→ **Saved data entries**
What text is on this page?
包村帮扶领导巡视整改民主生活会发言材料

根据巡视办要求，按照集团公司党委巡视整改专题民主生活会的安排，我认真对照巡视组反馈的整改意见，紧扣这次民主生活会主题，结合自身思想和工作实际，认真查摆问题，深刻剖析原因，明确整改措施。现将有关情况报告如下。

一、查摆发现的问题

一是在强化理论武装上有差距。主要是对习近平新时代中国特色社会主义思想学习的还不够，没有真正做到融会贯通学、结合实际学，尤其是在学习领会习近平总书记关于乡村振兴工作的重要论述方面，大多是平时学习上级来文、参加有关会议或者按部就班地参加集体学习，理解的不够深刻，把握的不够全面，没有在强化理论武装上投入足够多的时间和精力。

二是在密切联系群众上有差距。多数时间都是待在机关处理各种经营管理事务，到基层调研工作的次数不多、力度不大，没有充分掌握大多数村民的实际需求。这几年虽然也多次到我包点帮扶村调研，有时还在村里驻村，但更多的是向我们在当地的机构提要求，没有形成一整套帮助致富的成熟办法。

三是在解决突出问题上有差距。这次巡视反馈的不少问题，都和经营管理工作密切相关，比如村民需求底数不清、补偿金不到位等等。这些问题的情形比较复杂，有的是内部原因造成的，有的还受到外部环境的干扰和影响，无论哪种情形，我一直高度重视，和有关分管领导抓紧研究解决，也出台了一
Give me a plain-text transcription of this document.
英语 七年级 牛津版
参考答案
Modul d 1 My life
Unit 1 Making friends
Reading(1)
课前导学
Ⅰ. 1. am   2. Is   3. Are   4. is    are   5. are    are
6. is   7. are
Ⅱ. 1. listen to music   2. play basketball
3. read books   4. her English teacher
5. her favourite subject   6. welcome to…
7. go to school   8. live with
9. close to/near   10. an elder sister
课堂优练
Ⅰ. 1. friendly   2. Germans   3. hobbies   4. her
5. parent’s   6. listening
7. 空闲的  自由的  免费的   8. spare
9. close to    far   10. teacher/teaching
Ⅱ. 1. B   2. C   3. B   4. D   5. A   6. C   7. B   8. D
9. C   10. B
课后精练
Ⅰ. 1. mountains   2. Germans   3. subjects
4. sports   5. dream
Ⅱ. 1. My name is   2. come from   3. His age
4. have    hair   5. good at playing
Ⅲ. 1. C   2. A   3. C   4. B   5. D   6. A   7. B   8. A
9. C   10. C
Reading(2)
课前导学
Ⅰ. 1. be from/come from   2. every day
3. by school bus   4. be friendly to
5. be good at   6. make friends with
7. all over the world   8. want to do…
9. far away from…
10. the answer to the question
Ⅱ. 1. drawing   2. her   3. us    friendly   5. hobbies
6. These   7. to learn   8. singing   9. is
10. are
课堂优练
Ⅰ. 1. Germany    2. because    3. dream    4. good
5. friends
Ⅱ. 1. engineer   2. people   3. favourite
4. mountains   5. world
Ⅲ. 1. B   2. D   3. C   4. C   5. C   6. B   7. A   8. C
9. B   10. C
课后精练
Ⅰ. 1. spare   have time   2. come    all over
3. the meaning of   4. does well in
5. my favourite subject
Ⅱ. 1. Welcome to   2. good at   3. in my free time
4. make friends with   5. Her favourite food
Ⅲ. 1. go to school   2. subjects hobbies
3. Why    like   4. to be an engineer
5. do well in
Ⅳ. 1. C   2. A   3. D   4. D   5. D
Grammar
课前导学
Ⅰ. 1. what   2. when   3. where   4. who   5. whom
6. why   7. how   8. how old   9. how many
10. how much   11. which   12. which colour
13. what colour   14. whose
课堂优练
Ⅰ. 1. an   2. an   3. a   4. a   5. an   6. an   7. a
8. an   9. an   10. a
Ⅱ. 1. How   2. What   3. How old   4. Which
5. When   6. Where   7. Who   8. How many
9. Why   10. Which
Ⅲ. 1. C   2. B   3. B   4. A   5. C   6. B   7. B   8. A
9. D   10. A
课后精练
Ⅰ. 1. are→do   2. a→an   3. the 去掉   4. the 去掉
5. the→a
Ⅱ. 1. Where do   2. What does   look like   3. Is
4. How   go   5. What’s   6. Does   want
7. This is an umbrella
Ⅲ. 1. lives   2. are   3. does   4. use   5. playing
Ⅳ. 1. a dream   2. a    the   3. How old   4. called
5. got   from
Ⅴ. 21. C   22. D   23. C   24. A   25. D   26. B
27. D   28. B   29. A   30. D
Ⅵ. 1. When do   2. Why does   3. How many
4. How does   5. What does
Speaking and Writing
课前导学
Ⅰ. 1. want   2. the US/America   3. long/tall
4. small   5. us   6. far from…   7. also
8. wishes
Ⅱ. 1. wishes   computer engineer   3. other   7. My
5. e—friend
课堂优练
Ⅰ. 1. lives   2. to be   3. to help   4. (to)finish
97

→ **SET TASK**
Please reproduce the entire listing, exactly as shown.

→ **OUTPUT FOR THIS TASK**
What text is on this page?
包村帮扶领导巡视整改民主生活会发言材料

根据巡视办要求，按照集团公司党委巡视整改专题民主生活会的安排，我认真对照巡视组反馈的整改意见，紧扣这次民主生活会主题，结合自身思想和工作实际，认真查摆问题，深刻剖析原因，明确整改措施。现将有关情况报告如下。

一、查摆发现的问题

一是在强化理论武装上有差距。主要是对习近平新时代中国特色社会主义思想学习的还不够，没有真正做到融会贯通学、结合实际学，尤其是在学习领会习近平总书记关于乡村振兴工作的重要论述方面，大多是平时学习上级来文、参加有关会议或者按部就班地参加集体学习，理解的不够深刻，把握的不够全面，没有在强化理论武装上投入足够多的时间和精力。

二是在密切联系群众上有差距。多数时间都是待在机关处理各种经营管理事务，到基层调研工作的次数不多、力度不大，没有充分掌握大多数村民的实际需求。这几年虽然也多次到我包点帮扶村调研，有时还在村里驻村，但更多的是向我们在当地的机构提要求，没有形成一整套帮助致富的成熟办法。

三是在解决突出问题上有差距。这次巡视反馈的不少问题，都和经营管理工作密切相关，比如村民需求底数不清、补偿金不到位等等。这些问题的情形比较复杂，有的是内部原因造成的，有的还受到外部环境的干扰和影响，无论哪种情形，我一直高度重视，和有关分管领导抓紧研究解决，也出台了一
Give me a plain-text transcription of this document.
英语 七年级 牛津版
参考答案
Modul d 1 My life
Unit 1 Making friends
Reading(1)
课前导学
Ⅰ. 1. am   2. Is   3. Are   4. is    are   5. are    are
6. is   7. are
Ⅱ. 1. listen to music   2. play basketball
3. read books   4. her English teacher
5. her favourite subject   6. welcome to…
7. go to school   8. live with
9. close to/near   10. an elder sister
课堂优练
Ⅰ. 1. friendly   2. Germans   3. hobbies   4. her
5. parent’s   6. listening
7. 空闲的  自由的  免费的   8. spare
9. close to    far   10. teacher/teaching
Ⅱ. 1. B   2. C   3. B   4. D   5. A   6. C   7. B   8. D
9. C   10. B
课后精练
Ⅰ. 1. mountains   2. Germans   3. subjects
4. sports   5. dream
Ⅱ. 1. My name is   2. come from   3. His age
4. have    hair   5. good at playing
Ⅲ. 1. C   2. A   3. C   4. B   5. D   6. A   7. B   8. A
9. C   10. C
Reading(2)
课前导学
Ⅰ. 1. be from/come from   2. every day
3. by school bus   4. be friendly to
5. be good at   6. make friends with
7. all over the world   8. want to do…
9. far away from…
10. the answer to the question
Ⅱ. 1. drawing   2. her   3. us    friendly   5. hobbies
6. These   7. to learn   8. singing   9. is
10. are
课堂优练
Ⅰ. 1. Germany    2. because    3. dream    4. good
5. friends
Ⅱ. 1. engineer   2. people   3. favourite
4. mountains   5. world
Ⅲ. 1. B   2. D   3. C   4. C   5. C   6. B   7. A   8. C
9. B   10. C
课后精练
Ⅰ. 1. spare   have time   2. come    all over
3. the meaning of   4. does well in
5. my favourite subject
Ⅱ. 1. Welcome to   2. good at   3. in my free time
4. make friends with   5. Her favourite food
Ⅲ. 1. go to school   2. subjects hobbies
3. Why    like   4. to be an engineer
5. do well in
Ⅳ. 1. C   2. A   3. D   4. D   5. D
Grammar
课前导学
Ⅰ. 1. what   2. when   3. where   4. who   5. whom
6. why   7. how   8. how old   9. how many
10. how much   11. which   12. which colour
13. what colour   14. whose
课堂优练
Ⅰ. 1. an   2. an   3. a   4. a   5. an   6. an   7. a
8. an   9. an   10. a
Ⅱ. 1. How   2. What   3. How old   4. Which
5. When   6. Where   7. Who   8. How many
9. Why   10. Which
Ⅲ. 1. C   2. B   3. B   4. A   5. C   6. B   7. B   8. A
9. D   10. A
课后精练
Ⅰ. 1. are→do   2. a→an   3. the 去掉   4. the 去掉
5. the→a
Ⅱ. 1. Where do   2. What does   look like   3. Is
4. How   go   5. What’s   6. Does   want
7. This is an umbrella
Ⅲ. 1. lives   2. are   3. does   4. use   5. playing
Ⅳ. 1. a dream   2. a    the   3. How old   4. called
5. got   from
Ⅴ. 21. C   22. D   23. C   24. A   25. D   26. B
27. D   28. B   29. A   30. D
Ⅵ. 1. When do   2. Why does   3. How many
4. How does   5. What does
Speaking and Writing
课前导学
Ⅰ. 1. want   2. the US/America   3. long/tall
4. small   5. us   6. far from…   7. also
8. wishes
Ⅱ. 1. wishes   computer engineer   3. other   7. My
5. e—friend
课堂优练
Ⅰ. 1. lives   2. to be   3. to help   4. (to)finish
97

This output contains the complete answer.